** TASK INSTRUCTIONS **
Output every record below exactly as it appears.
-- begin DATA TO USE --
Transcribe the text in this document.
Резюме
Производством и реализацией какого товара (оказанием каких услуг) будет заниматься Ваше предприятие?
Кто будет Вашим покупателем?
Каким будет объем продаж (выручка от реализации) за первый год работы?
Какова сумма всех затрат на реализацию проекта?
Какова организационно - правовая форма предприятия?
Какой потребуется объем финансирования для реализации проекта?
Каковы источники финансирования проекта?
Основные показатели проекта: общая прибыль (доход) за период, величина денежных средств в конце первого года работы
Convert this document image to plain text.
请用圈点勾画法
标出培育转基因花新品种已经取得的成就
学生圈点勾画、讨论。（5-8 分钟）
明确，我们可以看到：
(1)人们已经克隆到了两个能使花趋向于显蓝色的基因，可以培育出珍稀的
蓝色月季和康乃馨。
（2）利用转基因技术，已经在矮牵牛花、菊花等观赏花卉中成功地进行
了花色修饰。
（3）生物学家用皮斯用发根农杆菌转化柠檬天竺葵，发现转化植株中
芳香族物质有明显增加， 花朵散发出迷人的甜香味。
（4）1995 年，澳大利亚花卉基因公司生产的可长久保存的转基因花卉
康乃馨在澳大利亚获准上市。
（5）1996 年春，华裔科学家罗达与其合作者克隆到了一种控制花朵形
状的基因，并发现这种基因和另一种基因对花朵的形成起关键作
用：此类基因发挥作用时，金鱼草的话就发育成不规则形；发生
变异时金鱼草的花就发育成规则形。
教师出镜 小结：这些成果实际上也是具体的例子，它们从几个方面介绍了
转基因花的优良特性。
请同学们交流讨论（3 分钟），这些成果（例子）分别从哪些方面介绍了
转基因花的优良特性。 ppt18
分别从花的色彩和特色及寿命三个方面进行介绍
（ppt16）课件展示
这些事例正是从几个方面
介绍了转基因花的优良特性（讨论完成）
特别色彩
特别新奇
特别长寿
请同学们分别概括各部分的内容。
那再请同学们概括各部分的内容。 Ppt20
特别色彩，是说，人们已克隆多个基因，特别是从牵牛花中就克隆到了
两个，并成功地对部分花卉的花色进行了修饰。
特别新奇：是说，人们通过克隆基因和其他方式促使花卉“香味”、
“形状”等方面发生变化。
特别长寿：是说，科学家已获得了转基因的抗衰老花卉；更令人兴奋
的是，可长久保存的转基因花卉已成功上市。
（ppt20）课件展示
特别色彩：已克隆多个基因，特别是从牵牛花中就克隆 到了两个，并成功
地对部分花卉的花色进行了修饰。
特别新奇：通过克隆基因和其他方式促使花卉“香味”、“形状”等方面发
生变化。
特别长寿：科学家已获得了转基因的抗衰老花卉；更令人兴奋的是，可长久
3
-- end DATA TO USE --
** RESPONSE **
Transcribe the text in this document.
Резюме
Производством и реализацией какого товара (оказанием каких услуг) будет заниматься Ваше предприятие?
Кто будет Вашим покупателем?
Каким будет объем продаж (выручка от реализации) за первый год работы?
Какова сумма всех затрат на реализацию проекта?
Какова организационно - правовая форма предприятия?
Какой потребуется объем финансирования для реализации проекта?
Каковы источники финансирования проекта?
Основные показатели проекта: общая прибыль (доход) за период, величина денежных средств в конце первого года работы
Convert this document image to plain text.
请用圈点勾画法
标出培育转基因花新品种已经取得的成就
学生圈点勾画、讨论。（5-8 分钟）
明确，我们可以看到：
(1)人们已经克隆到了两个能使花趋向于显蓝色的基因，可以培育出珍稀的
蓝色月季和康乃馨。
（2）利用转基因技术，已经在矮牵牛花、菊花等观赏花卉中成功地进行
了花色修饰。
（3）生物学家用皮斯用发根农杆菌转化柠檬天竺葵，发现转化植株中
芳香族物质有明显增加， 花朵散发出迷人的甜香味。
（4）1995 年，澳大利亚花卉基因公司生产的可长久保存的转基因花卉
康乃馨在澳大利亚获准上市。
（5）1996 年春，华裔科学家罗达与其合作者克隆到了一种控制花朵形
状的基因，并发现这种基因和另一种基因对花朵的形成起关键作
用：此类基因发挥作用时，金鱼草的话就发育成不规则形；发生
变异时金鱼草的花就发育成规则形。
教师出镜 小结：这些成果实际上也是具体的例子，它们从几个方面介绍了
转基因花的优良特性。
请同学们交流讨论（3 分钟），这些成果（例子）分别从哪些方面介绍了
转基因花的优良特性。 ppt18
分别从花的色彩和特色及寿命三个方面进行介绍
（ppt16）课件展示
这些事例正是从几个方面
介绍了转基因花的优良特性（讨论完成）
特别色彩
特别新奇
特别长寿
请同学们分别概括各部分的内容。
那再请同学们概括各部分的内容。 Ppt20
特别色彩，是说，人们已克隆多个基因，特别是从牵牛花中就克隆到了
两个，并成功地对部分花卉的花色进行了修饰。
特别新奇：是说，人们通过克隆基因和其他方式促使花卉“香味”、
“形状”等方面发生变化。
特别长寿：是说，科学家已获得了转基因的抗衰老花卉；更令人兴奋
的是，可长久保存的转基因花卉已成功上市。
（ppt20）课件展示
特别色彩：已克隆多个基因，特别是从牵牛花中就克隆 到了两个，并成功
地对部分花卉的花色进行了修饰。
特别新奇：通过克隆基因和其他方式促使花卉“香味”、“形状”等方面发
生变化。
特别长寿：科学家已获得了转基因的抗衰老花卉；更令人兴奋的是，可长久
3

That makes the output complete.